## Exercise description
Quote every line of the material beneath this one.

## Data
▼

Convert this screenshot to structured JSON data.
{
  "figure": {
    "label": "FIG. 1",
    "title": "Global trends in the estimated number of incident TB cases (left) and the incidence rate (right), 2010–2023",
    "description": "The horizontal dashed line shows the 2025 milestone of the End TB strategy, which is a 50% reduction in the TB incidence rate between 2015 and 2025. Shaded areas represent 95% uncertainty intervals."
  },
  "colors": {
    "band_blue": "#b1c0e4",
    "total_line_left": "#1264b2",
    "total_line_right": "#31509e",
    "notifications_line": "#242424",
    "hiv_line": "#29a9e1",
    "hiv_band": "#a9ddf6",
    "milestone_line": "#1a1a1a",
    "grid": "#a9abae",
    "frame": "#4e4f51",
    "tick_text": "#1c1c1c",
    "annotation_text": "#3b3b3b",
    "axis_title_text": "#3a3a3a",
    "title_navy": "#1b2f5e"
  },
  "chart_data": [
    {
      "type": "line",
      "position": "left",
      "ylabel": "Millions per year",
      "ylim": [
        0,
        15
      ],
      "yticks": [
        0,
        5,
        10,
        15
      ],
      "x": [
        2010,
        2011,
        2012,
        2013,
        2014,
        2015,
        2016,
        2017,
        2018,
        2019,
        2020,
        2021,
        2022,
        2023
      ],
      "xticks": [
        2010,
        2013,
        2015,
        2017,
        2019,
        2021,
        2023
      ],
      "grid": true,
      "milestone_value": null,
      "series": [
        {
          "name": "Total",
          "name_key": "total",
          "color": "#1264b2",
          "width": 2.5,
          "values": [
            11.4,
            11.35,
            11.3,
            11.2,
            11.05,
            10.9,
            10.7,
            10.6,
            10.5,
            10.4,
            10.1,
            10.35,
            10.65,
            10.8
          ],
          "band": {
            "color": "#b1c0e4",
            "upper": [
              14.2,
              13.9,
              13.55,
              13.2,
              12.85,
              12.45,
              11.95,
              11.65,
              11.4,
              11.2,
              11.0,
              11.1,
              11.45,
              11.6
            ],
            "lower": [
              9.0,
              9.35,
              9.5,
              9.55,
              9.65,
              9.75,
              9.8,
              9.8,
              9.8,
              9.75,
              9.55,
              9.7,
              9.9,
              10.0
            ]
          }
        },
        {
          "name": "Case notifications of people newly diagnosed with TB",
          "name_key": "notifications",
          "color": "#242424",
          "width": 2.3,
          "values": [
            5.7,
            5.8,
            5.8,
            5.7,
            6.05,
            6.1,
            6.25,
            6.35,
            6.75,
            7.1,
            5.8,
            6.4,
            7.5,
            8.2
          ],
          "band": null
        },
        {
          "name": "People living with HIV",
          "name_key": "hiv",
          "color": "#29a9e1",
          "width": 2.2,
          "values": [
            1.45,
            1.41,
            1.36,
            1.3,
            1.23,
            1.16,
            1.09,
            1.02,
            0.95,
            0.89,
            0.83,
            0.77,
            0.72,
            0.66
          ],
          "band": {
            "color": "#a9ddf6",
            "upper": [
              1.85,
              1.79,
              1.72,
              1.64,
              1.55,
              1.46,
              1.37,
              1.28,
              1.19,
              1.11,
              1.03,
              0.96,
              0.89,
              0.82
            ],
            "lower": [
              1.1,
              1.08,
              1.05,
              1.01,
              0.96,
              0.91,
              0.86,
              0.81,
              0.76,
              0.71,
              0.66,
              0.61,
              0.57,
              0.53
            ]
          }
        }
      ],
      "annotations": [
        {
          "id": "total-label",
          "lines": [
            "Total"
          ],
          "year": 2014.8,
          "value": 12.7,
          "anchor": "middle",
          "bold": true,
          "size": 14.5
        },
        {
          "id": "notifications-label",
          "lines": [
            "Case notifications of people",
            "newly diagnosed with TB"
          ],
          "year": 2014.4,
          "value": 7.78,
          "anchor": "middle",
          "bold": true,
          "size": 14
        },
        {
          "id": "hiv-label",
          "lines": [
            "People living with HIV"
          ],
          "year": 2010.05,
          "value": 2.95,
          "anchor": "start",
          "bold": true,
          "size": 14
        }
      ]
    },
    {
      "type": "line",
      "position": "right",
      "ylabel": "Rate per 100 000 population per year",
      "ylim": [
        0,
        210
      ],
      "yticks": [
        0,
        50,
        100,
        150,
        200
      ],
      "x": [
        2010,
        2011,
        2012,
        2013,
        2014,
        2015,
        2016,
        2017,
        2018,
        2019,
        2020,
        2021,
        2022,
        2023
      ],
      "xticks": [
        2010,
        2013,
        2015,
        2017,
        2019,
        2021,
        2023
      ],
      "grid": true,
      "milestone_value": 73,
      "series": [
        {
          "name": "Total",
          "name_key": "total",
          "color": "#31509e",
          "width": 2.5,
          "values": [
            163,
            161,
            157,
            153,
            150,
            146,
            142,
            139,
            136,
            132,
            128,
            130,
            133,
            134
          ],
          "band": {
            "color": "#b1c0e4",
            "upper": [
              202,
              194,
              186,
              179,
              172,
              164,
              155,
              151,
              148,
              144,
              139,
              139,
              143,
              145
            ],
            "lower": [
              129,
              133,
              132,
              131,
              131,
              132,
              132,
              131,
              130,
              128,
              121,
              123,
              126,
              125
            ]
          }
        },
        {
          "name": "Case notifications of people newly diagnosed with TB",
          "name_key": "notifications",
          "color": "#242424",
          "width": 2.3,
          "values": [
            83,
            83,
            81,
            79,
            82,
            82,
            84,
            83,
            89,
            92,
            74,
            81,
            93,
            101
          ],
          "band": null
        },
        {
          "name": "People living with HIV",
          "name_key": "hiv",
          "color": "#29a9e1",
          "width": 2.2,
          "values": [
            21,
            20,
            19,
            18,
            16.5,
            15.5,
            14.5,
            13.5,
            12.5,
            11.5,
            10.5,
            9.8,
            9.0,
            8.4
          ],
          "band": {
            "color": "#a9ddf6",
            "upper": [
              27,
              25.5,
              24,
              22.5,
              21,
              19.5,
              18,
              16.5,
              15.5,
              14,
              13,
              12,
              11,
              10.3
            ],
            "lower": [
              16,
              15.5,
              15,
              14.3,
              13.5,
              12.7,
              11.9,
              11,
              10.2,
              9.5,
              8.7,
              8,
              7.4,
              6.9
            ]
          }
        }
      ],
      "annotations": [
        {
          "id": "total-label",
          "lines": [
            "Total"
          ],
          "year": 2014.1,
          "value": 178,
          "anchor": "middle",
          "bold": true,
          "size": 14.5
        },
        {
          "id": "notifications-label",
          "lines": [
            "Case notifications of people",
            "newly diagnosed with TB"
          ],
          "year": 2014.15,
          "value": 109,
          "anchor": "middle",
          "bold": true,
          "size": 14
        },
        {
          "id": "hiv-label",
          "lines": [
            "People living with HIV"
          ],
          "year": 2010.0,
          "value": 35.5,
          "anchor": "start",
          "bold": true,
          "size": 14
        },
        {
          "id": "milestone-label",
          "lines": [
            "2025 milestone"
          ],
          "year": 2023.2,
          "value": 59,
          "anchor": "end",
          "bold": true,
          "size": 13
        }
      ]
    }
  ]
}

▲

## Task answer
Convert this screenshot to structured JSON data.
{
  "figure": {
    "label": "FIG. 1",
    "title": "Global trends in the estimated number of incident TB cases (left) and the incidence rate (right), 2010–2023",
    "description": "The horizontal dashed line shows the 2025 milestone of the End TB strategy, which is a 50% reduction in the TB incidence rate between 2015 and 2025. Shaded areas represent 95% uncertainty intervals."
  },
  "colors": {
    "band_blue": "#b1c0e4",
    "total_line_left": "#1264b2",
    "total_line_right": "#31509e",
    "notifications_line": "#242424",
    "hiv_line": "#29a9e1",
    "hiv_band": "#a9ddf6",
    "milestone_line": "#1a1a1a",
    "grid": "#a9abae",
    "frame": "#4e4f51",
    "tick_text": "#1c1c1c",
    "annotation_text": "#3b3b3b",
    "axis_title_text": "#3a3a3a",
    "title_navy": "#1b2f5e"
  },
  "chart_data": [
    {
      "type": "line",
      "position": "left",
      "ylabel": "Millions per year",
      "ylim": [
        0,
        15
      ],
      "yticks": [
        0,
        5,
        10,
        15
      ],
      "x": [
        2010,
        2011,
        2012,
        2013,
        2014,
        2015,
        2016,
        2017,
        2018,
        2019,
        2020,
        2021,
        2022,
        2023
      ],
      "xticks": [
        2010,
        2013,
        2015,
        2017,
        2019,
        2021,
        2023
      ],
      "grid": true,
      "milestone_value": null,
      "series": [
        {
          "name": "Total",
          "name_key": "total",
          "color": "#1264b2",
          "width": 2.5,
          "values": [
            11.4,
            11.35,
            11.3,
            11.2,
            11.05,
            10.9,
            10.7,
            10.6,
            10.5,
            10.4,
            10.1,
            10.35,
            10.65,
            10.8
          ],
          "band": {
            "color": "#b1c0e4",
            "upper": [
              14.2,
              13.9,
              13.55,
              13.2,
              12.85,
              12.45,
              11.95,
              11.65,
              11.4,
              11.2,
              11.0,
              11.1,
              11.45,
              11.6
            ],
            "lower": [
              9.0,
              9.35,
              9.5,
              9.55,
              9.65,
              9.75,
              9.8,
              9.8,
              9.8,
              9.75,
              9.55,
              9.7,
              9.9,
              10.0
            ]
          }
        },
        {
          "name": "Case notifications of people newly diagnosed with TB",
          "name_key": "notifications",
          "color": "#242424",
          "width": 2.3,
          "values": [
            5.7,
            5.8,
            5.8,
            5.7,
            6.05,
            6.1,
            6.25,
            6.35,
            6.75,
            7.1,
            5.8,
            6.4,
            7.5,
            8.2
          ],
          "band": null
        },
        {
          "name": "People living with HIV",
          "name_key": "hiv",
          "color": "#29a9e1",
          "width": 2.2,
          "values": [
            1.45,
            1.41,
            1.36,
            1.3,
            1.23,
            1.16,
            1.09,
            1.02,
            0.95,
            0.89,
            0.83,
            0.77,
            0.72,
            0.66
          ],
          "band": {
            "color": "#a9ddf6",
            "upper": [
              1.85,
              1.79,
              1.72,
              1.64,
              1.55,
              1.46,
              1.37,
              1.28,
              1.19,
              1.11,
              1.03,
              0.96,
              0.89,
              0.82
            ],
            "lower": [
              1.1,
              1.08,
              1.05,
              1.01,
              0.96,
              0.91,
              0.86,
              0.81,
              0.76,
              0.71,
              0.66,
              0.61,
              0.57,
              0.53
            ]
          }
        }
      ],
      "annotations": [
        {
          "id": "total-label",
          "lines": [
            "Total"
          ],
          "year": 2014.8,
          "value": 12.7,
          "anchor": "middle",
          "bold": true,
          "size": 14.5
        },
        {
          "id": "notifications-label",
          "lines": [
            "Case notifications of people",
            "newly diagnosed with TB"
          ],
          "year": 2014.4,
          "value": 7.78,
          "anchor": "middle",
          "bold": true,
          "size": 14
        },
        {
          "id": "hiv-label",
          "lines": [
            "People living with HIV"
          ],
          "year": 2010.05,
          "value": 2.95,
          "anchor": "start",
          "bold": true,
          "size": 14
        }
      ]
    },
    {
      "type": "line",
      "position": "right",
      "ylabel": "Rate per 100 000 population per year",
      "ylim": [
        0,
        210
      ],
      "yticks": [
        0,
        50,
        100,
        150,
        200
      ],
      "x": [
        2010,
        2011,
        2012,
        2013,
        2014,
        2015,
        2016,
        2017,
        2018,
        2019,
        2020,
        2021,
        2022,
        2023
      ],
      "xticks": [
        2010,
        2013,
        2015,
        2017,
        2019,
        2021,
        2023
      ],
      "grid": true,
      "milestone_value": 73,
      "series": [
        {
          "name": "Total",
          "name_key": "total",
          "color": "#31509e",
          "width": 2.5,
          "values": [
            163,
            161,
            157,
            153,
            150,
            146,
            142,
            139,
            136,
            132,
            128,
            130,
            133,
            134
          ],
          "band": {
            "color": "#b1c0e4",
            "upper": [
              202,
              194,
              186,
              179,
              172,
              164,
              155,
              151,
              148,
              144,
              139,
              139,
              143,
              145
            ],
            "lower": [
              129,
              133,
              132,
              131,
              131,
              132,
              132,
              131,
              130,
              128,
              121,
              123,
              126,
              125
            ]
          }
        },
        {
          "name": "Case notifications of people newly diagnosed with TB",
          "name_key": "notifications",
          "color": "#242424",
          "width": 2.3,
          "values": [
            83,
            83,
            81,
            79,
            82,
            82,
            84,
            83,
            89,
            92,
            74,
            81,
            93,
            101
          ],
          "band": null
        },
        {
          "name": "People living with HIV",
          "name_key": "hiv",
          "color": "#29a9e1",
          "width": 2.2,
          "values": [
            21,
            20,
            19,
            18,
            16.5,
            15.5,
            14.5,
            13.5,
            12.5,
            11.5,
            10.5,
            9.8,
            9.0,
            8.4
          ],
          "band": {
            "color": "#a9ddf6",
            "upper": [
              27,
              25.5,
              24,
              22.5,
              21,
              19.5,
              18,
              16.5,
              15.5,
              14,
              13,
              12,
              11,
              10.3
            ],
            "lower": [
              16,
              15.5,
              15,
              14.3,
              13.5,
              12.7,
              11.9,
              11,
              10.2,
              9.5,
              8.7,
              8,
              7.4,
              6.9
            ]
          }
        }
      ],
      "annotations": [
        {
          "id": "total-label",
          "lines": [
            "Total"
          ],
          "year": 2014.1,
          "value": 178,
          "anchor": "middle",
          "bold": true,
          "size": 14.5
        },
        {
          "id": "notifications-label",
          "lines": [
            "Case notifications of people",
            "newly diagnosed with TB"
          ],
          "year": 2014.15,
          "value": 109,
          "anchor": "middle",
          "bold": true,
          "size": 14
        },
        {
          "id": "hiv-label",
          "lines": [
            "People living with HIV"
          ],
          "year": 2010.0,
          "value": 35.5,
          "anchor": "start",
          "bold": true,
          "size": 14
        },
        {
          "id": "milestone-label",
          "lines": [
            "2025 milestone"
          ],
          "year": 2023.2,
          "value": 59,
          "anchor": "end",
          "bold": true,
          "size": 13
        }
      ]
    }
  ]
}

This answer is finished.